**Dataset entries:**
_ _ _ _ _ _ _
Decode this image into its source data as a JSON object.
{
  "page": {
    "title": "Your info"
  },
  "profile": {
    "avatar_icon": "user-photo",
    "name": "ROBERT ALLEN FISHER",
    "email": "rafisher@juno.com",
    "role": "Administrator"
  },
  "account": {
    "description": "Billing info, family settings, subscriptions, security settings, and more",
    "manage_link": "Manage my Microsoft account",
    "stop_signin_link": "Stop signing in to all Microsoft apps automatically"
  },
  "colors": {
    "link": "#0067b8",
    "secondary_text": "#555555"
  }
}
_ _ _ _ _ _ _
**Exercise:** Repeat the material word for word, in full.

**The completed task:**
Decode this image into its source data as a JSON object.
{
  "page": {
    "title": "Your info"
  },
  "profile": {
    "avatar_icon": "user-photo",
    "name": "ROBERT ALLEN FISHER",
    "email": "rafisher@juno.com",
    "role": "Administrator"
  },
  "account": {
    "description": "Billing info, family settings, subscriptions, security settings, and more",
    "manage_link": "Manage my Microsoft account",
    "stop_signin_link": "Stop signing in to all Microsoft apps automatically"
  },
  "colors": {
    "link": "#0067b8",
    "secondary_text": "#555555"
  }
}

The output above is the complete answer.